(EXERCISE): Without the images, write out the whole listing exactly.

———

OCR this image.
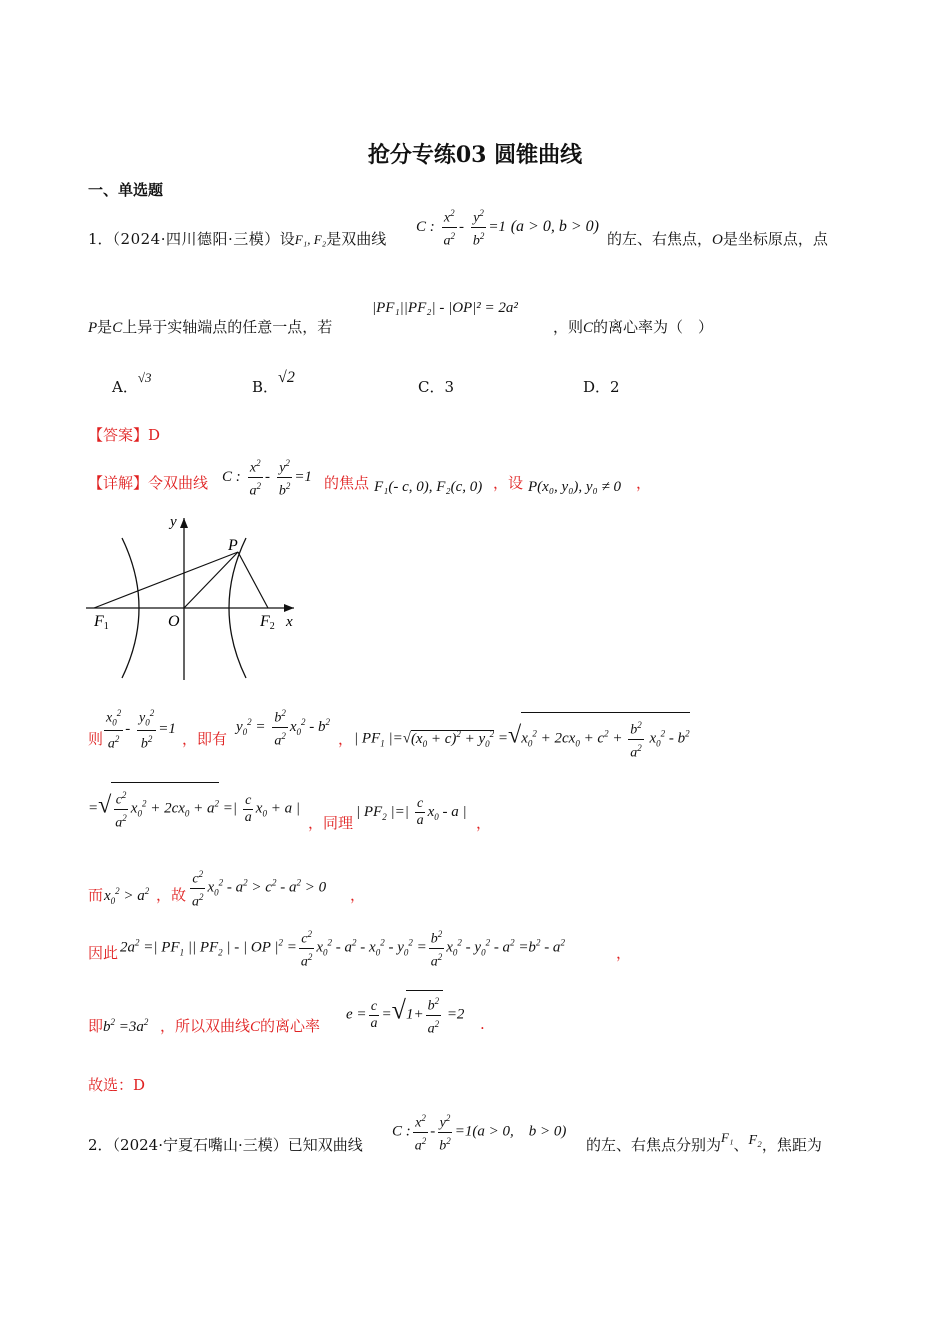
抢分专练03 圆锥曲线
一、单选题
1．（2024·四川德阳·三模）设F₁, F₂是双曲线
C : $\frac{x^2}{a^2} - \frac{y^2}{b^2} =1$ (a > 0, b > 0)
的左、右焦点，O是坐标原点，点
P是C上异于实轴端点的任意一点，若
|PF₁||PF₂| - |OP|² = 2a²
，则C的离心率为（　）
A．√3
B．√2
C．3	D．2
【答案】D
【详解】令双曲线 C : $\frac{x^2}{a^2} - \frac{y^2}{b^2} =1$ 的焦点 F₁(- c, 0), F₂(c, 0) ，设 P(x₀, y₀), y₀ ≠ 0 ，
y
x
P
O
F1	F2
则 $\frac{x_0^2}{a^2} - \frac{y_0^2}{b^2} =1$
，即有
$y_0^2 = \frac{b^2}{a^2} x_0^2 - b^2$
， | $PF_1$ $|=√(x_0 + c)^2 + y_0^2 =√x_0^2 + 2cx_0 + c^2 + \frac{b^2}{a^2} x_0^2 - b^2$
=√ $\frac{c^2}{a^2} x_0^2 + 2cx_0 + a^2$ =| $\frac{c}{a} x_0 + a$ |
，同理
| $PF_2$ |=| $\frac{c}{a} x_0$ - a |
，
而 $x_0^2 > a^2$ ，故 $\frac{c^2}{a^2} x_0^2 - a^2 > c^2 - a^2 > 0$ ，
因此 $2a^2$ =| $PF_1$ || $PF_2$ | - | OP $|^2 = \frac{c^2}{a^2} x_0^2 - a^2 - x_0^2 - y_0^2 = \frac{b^2}{a^2} x_0^2 - y_0^2 - a^2 =b^2 - a^2$
，
即 $b^2 =3a^2$ ，所以双曲线C的离心率
$e = \frac{c}{a} =√1+ \frac{b^2}{a^2} =2$
.
故选：D
2．（2024·宁夏石嘴山·三模）已知双曲线
C : $\frac{x^2}{a^2} - \frac{y^2}{b^2} =1(a > 0$,　b > 0)
的左、右焦点分别为F₁、F₂，焦距为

———

(OUTPUT OF THE TASK):
OCR this image.
抢分专练03 圆锥曲线
一、单选题
1．（2024·四川德阳·三模）设F₁, F₂是双曲线
C : $\frac{x^2}{a^2} - \frac{y^2}{b^2} =1$ (a > 0, b > 0)
的左、右焦点，O是坐标原点，点
P是C上异于实轴端点的任意一点，若
|PF₁||PF₂| - |OP|² = 2a²
，则C的离心率为（　）
A．√3
B．√2
C．3	D．2
【答案】D
【详解】令双曲线 C : $\frac{x^2}{a^2} - \frac{y^2}{b^2} =1$ 的焦点 F₁(- c, 0), F₂(c, 0) ，设 P(x₀, y₀), y₀ ≠ 0 ，
y
x
P
O
F1	F2
则 $\frac{x_0^2}{a^2} - \frac{y_0^2}{b^2} =1$
，即有
$y_0^2 = \frac{b^2}{a^2} x_0^2 - b^2$
， | $PF_1$ $|=√(x_0 + c)^2 + y_0^2 =√x_0^2 + 2cx_0 + c^2 + \frac{b^2}{a^2} x_0^2 - b^2$
=√ $\frac{c^2}{a^2} x_0^2 + 2cx_0 + a^2$ =| $\frac{c}{a} x_0 + a$ |
，同理
| $PF_2$ |=| $\frac{c}{a} x_0$ - a |
，
而 $x_0^2 > a^2$ ，故 $\frac{c^2}{a^2} x_0^2 - a^2 > c^2 - a^2 > 0$ ，
因此 $2a^2$ =| $PF_1$ || $PF_2$ | - | OP $|^2 = \frac{c^2}{a^2} x_0^2 - a^2 - x_0^2 - y_0^2 = \frac{b^2}{a^2} x_0^2 - y_0^2 - a^2 =b^2 - a^2$
，
即 $b^2 =3a^2$ ，所以双曲线C的离心率
$e = \frac{c}{a} =√1+ \frac{b^2}{a^2} =2$
.
故选：D
2．（2024·宁夏石嘴山·三模）已知双曲线
C : $\frac{x^2}{a^2} - \frac{y^2}{b^2} =1(a > 0$,　b > 0)
的左、右焦点分别为F₁、F₂，焦距为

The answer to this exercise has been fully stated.